What needs to be done: Return each line of the listing that contains the string "cholesterol".

Material for the task:
------------------------------------------------------------------------

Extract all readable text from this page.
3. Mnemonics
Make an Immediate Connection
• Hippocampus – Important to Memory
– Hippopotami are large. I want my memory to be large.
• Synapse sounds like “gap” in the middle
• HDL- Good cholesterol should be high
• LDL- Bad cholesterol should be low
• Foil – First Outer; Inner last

------------------------------------------------------------------------

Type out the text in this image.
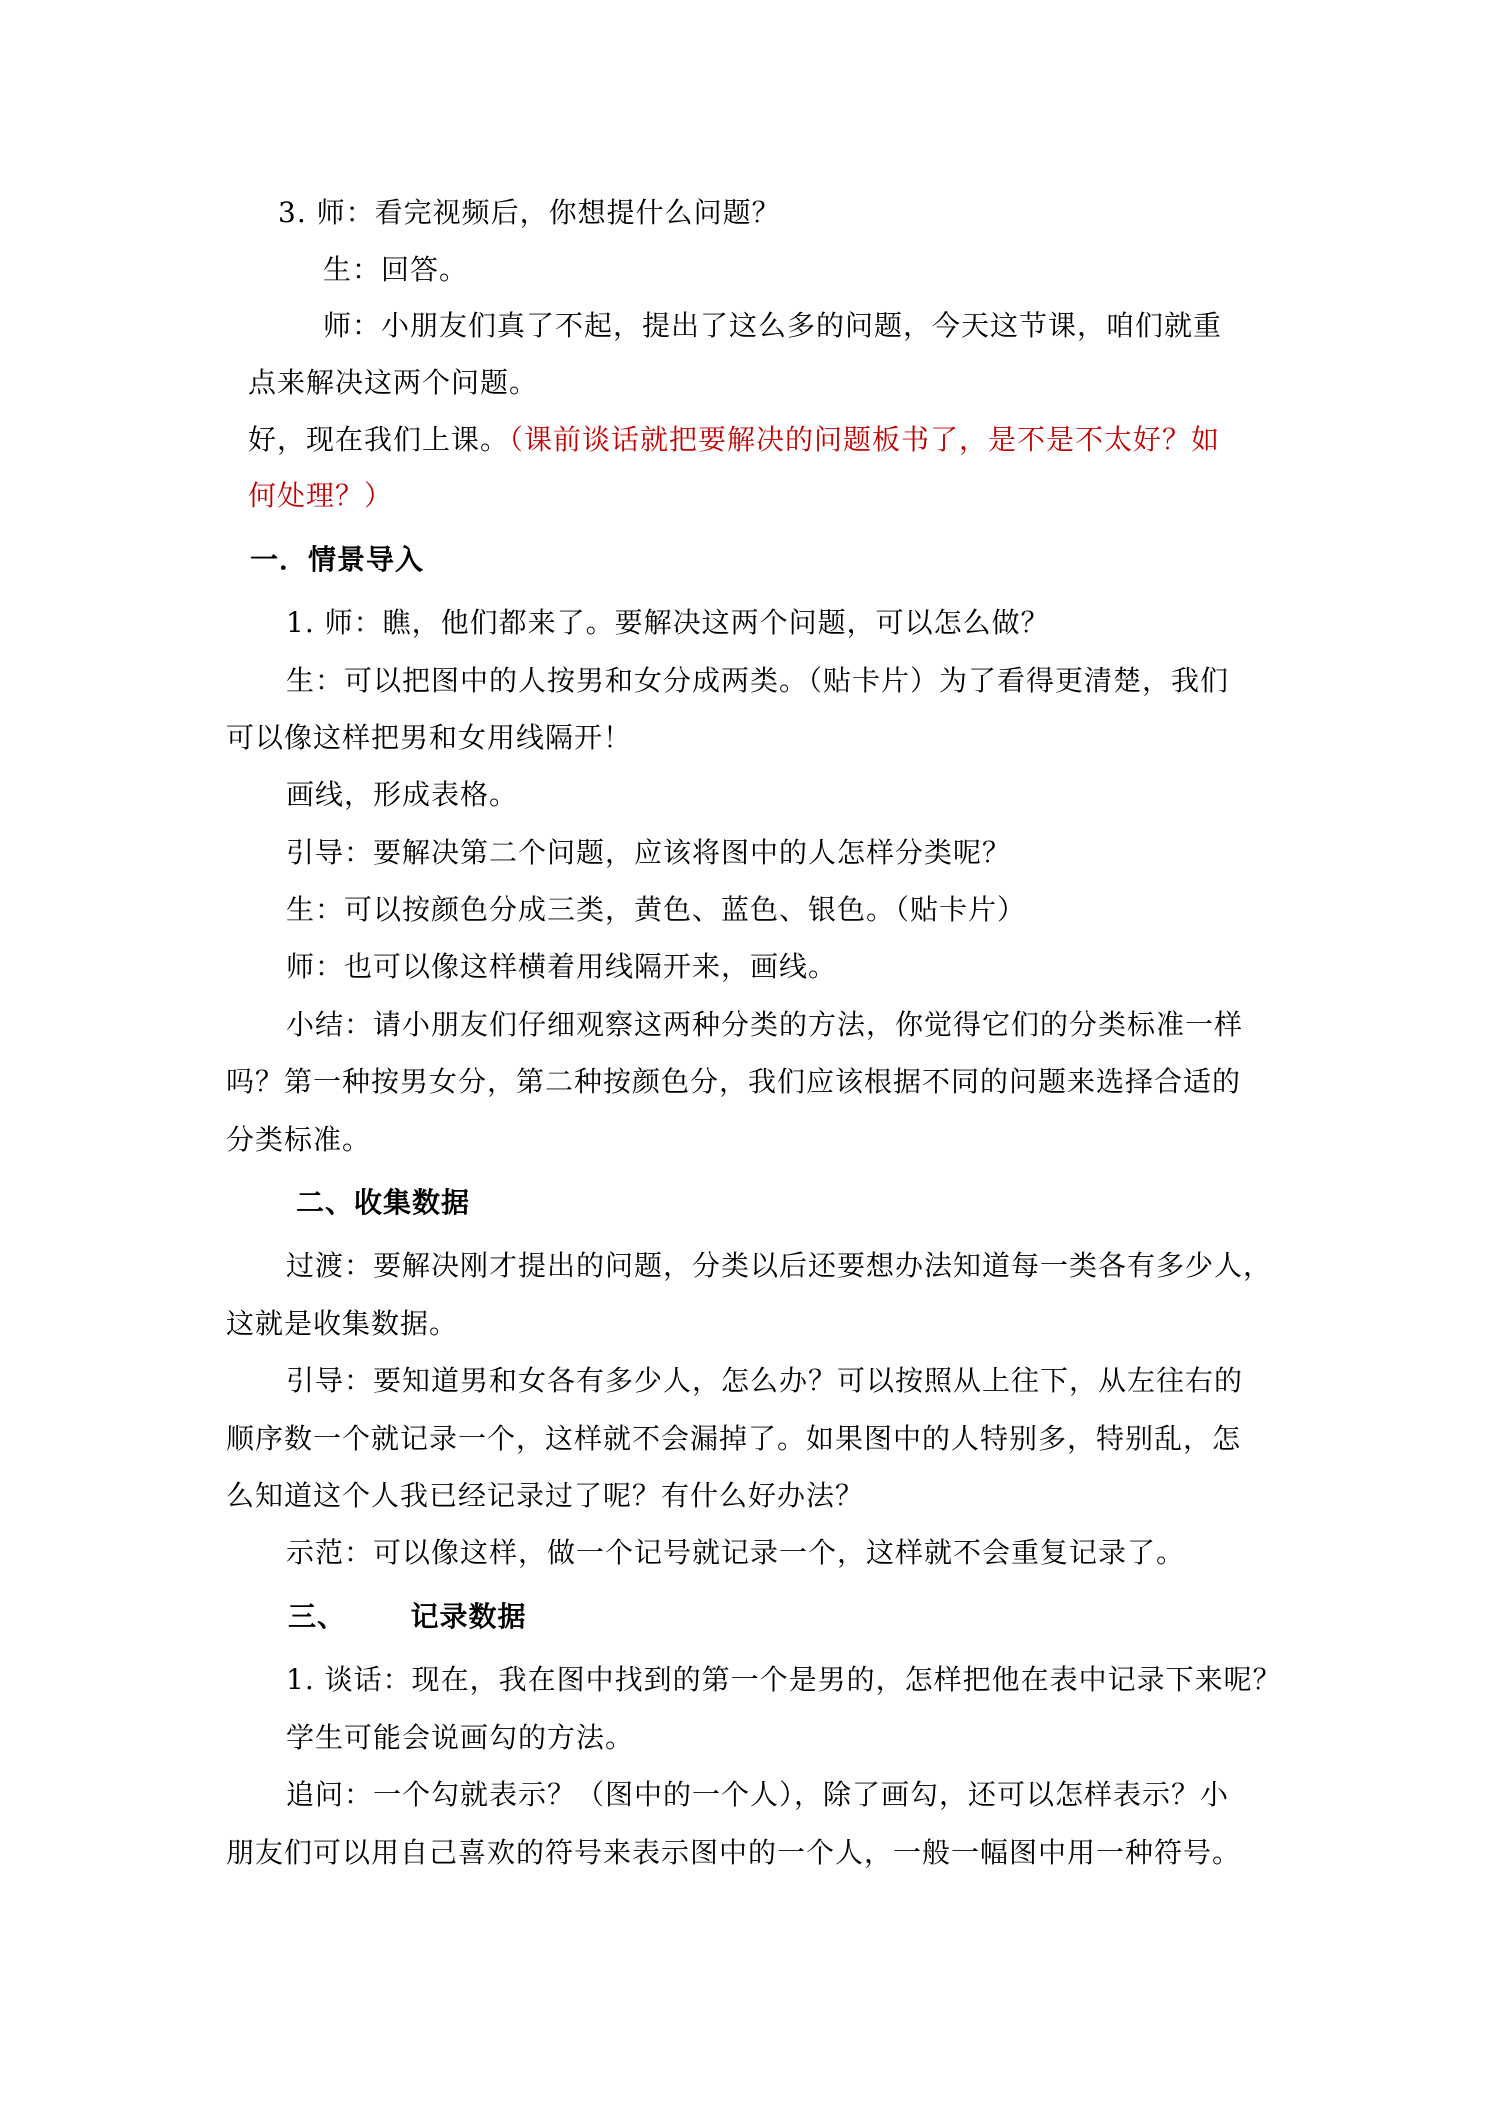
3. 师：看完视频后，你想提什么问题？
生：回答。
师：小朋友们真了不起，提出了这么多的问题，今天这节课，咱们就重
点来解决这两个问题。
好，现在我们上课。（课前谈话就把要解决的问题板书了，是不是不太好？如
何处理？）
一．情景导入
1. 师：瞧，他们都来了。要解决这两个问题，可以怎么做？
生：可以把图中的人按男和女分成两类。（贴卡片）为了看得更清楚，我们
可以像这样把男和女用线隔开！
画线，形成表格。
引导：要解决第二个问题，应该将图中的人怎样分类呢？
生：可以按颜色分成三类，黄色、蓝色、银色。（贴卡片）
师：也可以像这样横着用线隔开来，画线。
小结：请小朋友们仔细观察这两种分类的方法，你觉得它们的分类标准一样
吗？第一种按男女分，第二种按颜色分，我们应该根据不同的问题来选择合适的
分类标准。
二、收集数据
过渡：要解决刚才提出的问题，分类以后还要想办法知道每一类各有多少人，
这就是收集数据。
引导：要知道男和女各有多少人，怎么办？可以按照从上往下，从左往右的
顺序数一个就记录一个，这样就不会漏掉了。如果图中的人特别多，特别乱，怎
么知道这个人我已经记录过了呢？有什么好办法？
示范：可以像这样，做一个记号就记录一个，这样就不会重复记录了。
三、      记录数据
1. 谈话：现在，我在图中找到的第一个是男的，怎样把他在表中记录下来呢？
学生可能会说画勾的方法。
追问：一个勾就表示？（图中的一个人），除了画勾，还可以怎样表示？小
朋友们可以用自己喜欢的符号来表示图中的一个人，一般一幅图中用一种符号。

------------------------------------------------------------------------

Answer to this problem:
• HDL- Good cholesterol should be high
• LDL- Bad cholesterol should be low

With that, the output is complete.